* What to work on:
Gather the lines from the material that contain "December".
____ Dataset
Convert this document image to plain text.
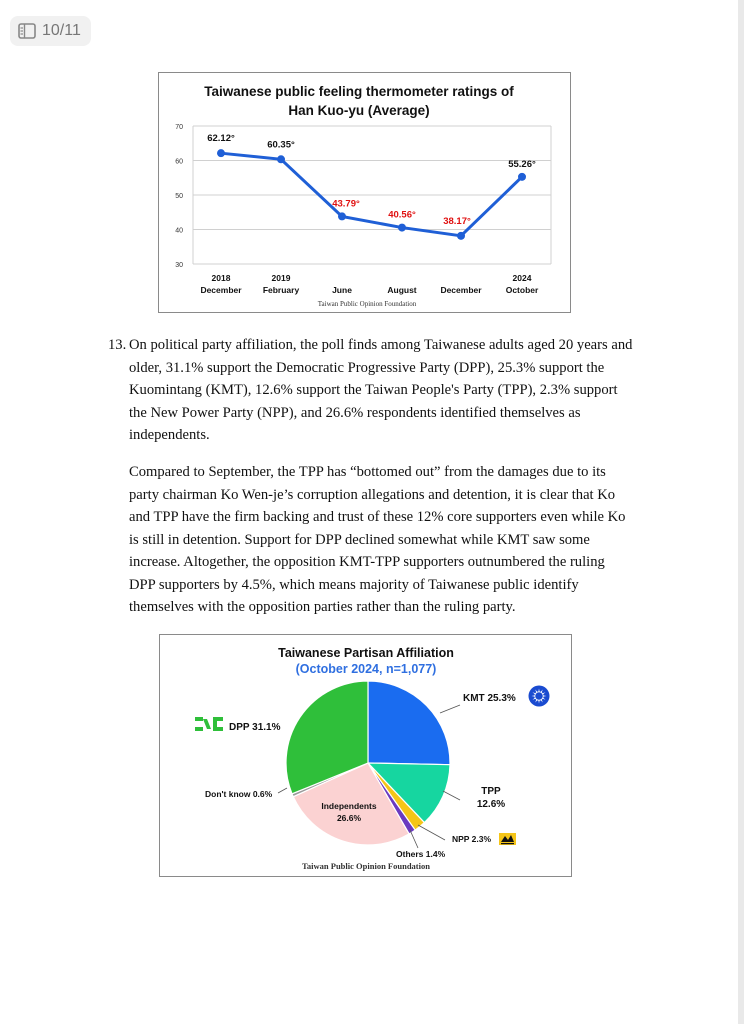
10/11
Taiwanese public feeling thermometer ratings of
Han Kuo-yu (Average)
30
40
50
60
70
2018
December
2019
February	June	August	December
2024
October
62.12°
60.35°
43.79°
40.56°
38.17°
55.26°
Taiwan Public Opinion Foundation
13. On political party affiliation, the poll finds among Taiwanese adults aged 20 years and older, 31.1% support the Democratic Progressive Party (DPP), 25.3% support the Kuomintang (KMT), 12.6% support the Taiwan People's Party (TPP), 2.3% support the New Power Party (NPP), and 26.6% respondents identified themselves as independents.
Compared to September, the TPP has “bottomed out” from the damages due to its party chairman Ko Wen-je’s corruption allegations and detention, it is clear that Ko and TPP have the firm backing and trust of these 12% core supporters even while Ko is still in detention. Support for DPP declined somewhat while KMT saw some increase. Altogether, the opposition KMT-TPP supporters outnumbered the ruling DPP supporters by 4.5%, which means majority of Taiwanese public identify themselves with the opposition parties rather than the ruling party.
Taiwanese Partisan Affiliation
(October 2024, n=1,077)
KMT 25.3%
TPP
12.6%
NPP 2.3%
Others 1.4%
Independents
26.6%
Don't know 0.6%
DPP 31.1%
Taiwan Public Opinion Foundation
________
* Task response:
December
February	June	August	December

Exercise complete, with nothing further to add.